■ **Stored data**
+++++

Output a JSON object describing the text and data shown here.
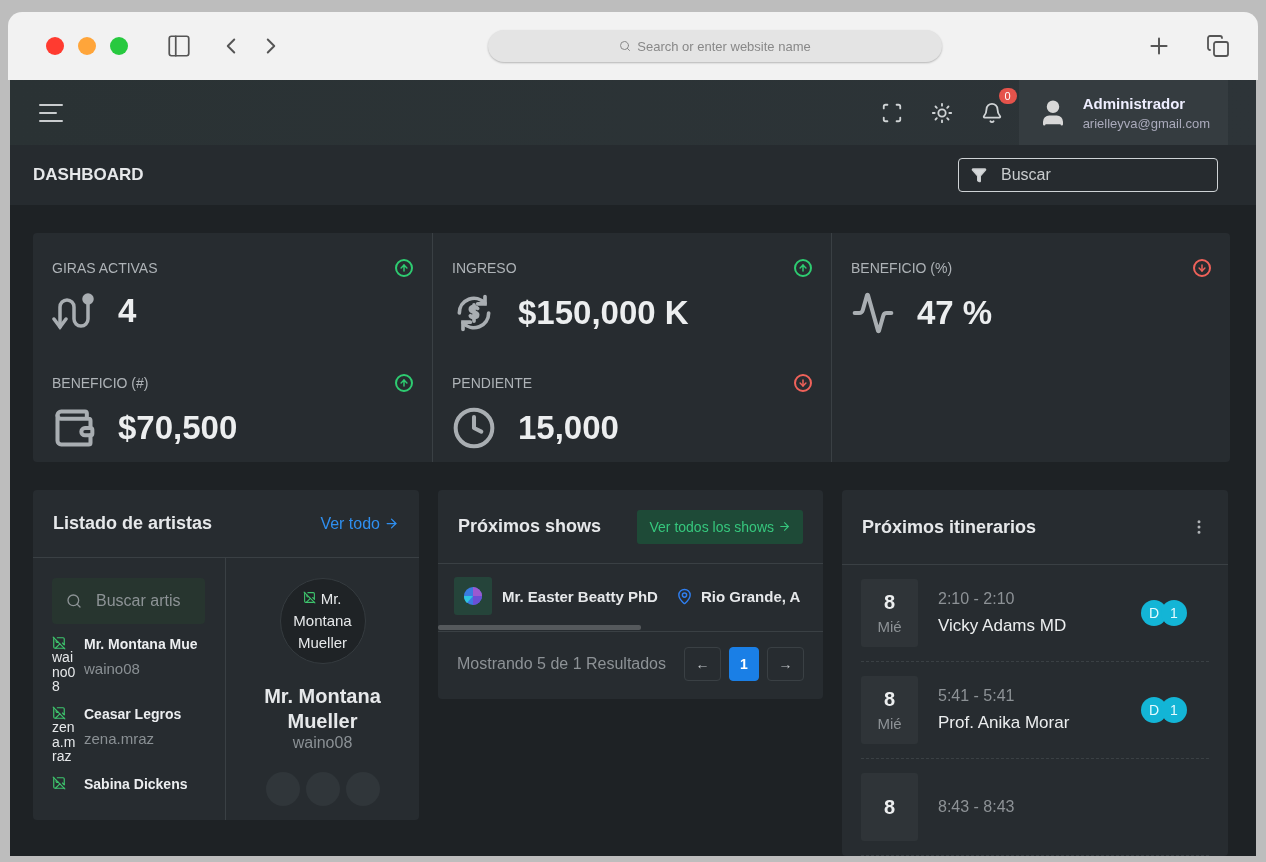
{
  "browser": {
    "address_placeholder": "Search or enter website name"
  },
  "topbar": {
    "notifications": "0",
    "user": {
      "name": "Administrador",
      "email": "arielleyva@gmail.com"
    }
  },
  "header": {
    "title": "DASHBOARD",
    "search_placeholder": "Buscar"
  },
  "stats": [
    {
      "label": "GIRAS ACTIVAS",
      "value": "4",
      "trend_up": true
    },
    {
      "label": "INGRESO",
      "value": "$150,000 K",
      "trend_up": true
    },
    {
      "label": "BENEFICIO (%)",
      "value": "47 %",
      "trend_up": false
    },
    {
      "label": "BENEFICIO (#)",
      "value": "$70,500",
      "trend_up": true
    },
    {
      "label": "PENDIENTE",
      "value": "15,000",
      "trend_up": false
    }
  ],
  "artists": {
    "title": "Listado de artistas",
    "link": "Ver todo",
    "search_placeholder": "Buscar artis",
    "items": [
      {
        "alt": "waino08",
        "name": "Mr. Montana Mue",
        "username": "waino08"
      },
      {
        "alt": "zena.mraz",
        "name": "Ceasar Legros",
        "username": "zena.mraz"
      },
      {
        "name": "Sabina Dickens"
      }
    ],
    "profile": {
      "alt": "Mr. Montana Mueller",
      "name": "Mr. Montana Mueller",
      "username": "waino08"
    }
  },
  "shows": {
    "title": "Próximos shows",
    "link": "Ver todos los shows",
    "rows": [
      {
        "name": "Mr. Easter Beatty PhD",
        "location": "Rio Grande, A"
      }
    ],
    "summary": "Mostrando 5 de 1 Resultados",
    "pagination": [
      {
        "label": "←",
        "kind": "prev",
        "selected": false
      },
      {
        "label": "1",
        "kind": "page",
        "selected": true
      },
      {
        "label": "→",
        "kind": "next",
        "selected": false
      }
    ]
  },
  "itineraries": {
    "title": "Próximos itinerarios",
    "items": [
      {
        "day": "8",
        "weekday": "Mié",
        "time": "2:10 - 2:10",
        "name": "Vicky Adams MD",
        "badges": [
          "D",
          "1"
        ]
      },
      {
        "day": "8",
        "weekday": "Mié",
        "time": "5:41 - 5:41",
        "name": "Prof. Anika Morar",
        "badges": [
          "D",
          "1"
        ]
      },
      {
        "day": "8",
        "time": "8:43 - 8:43"
      }
    ]
  }
}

+++++

Within the data above, pick out all lines holding the word "Montana".

■ **CORRECT RESULT**
        "name": "Mr. Montana Mue",
      "alt": "Mr. Montana Mueller",
      "name": "Mr. Montana Mueller",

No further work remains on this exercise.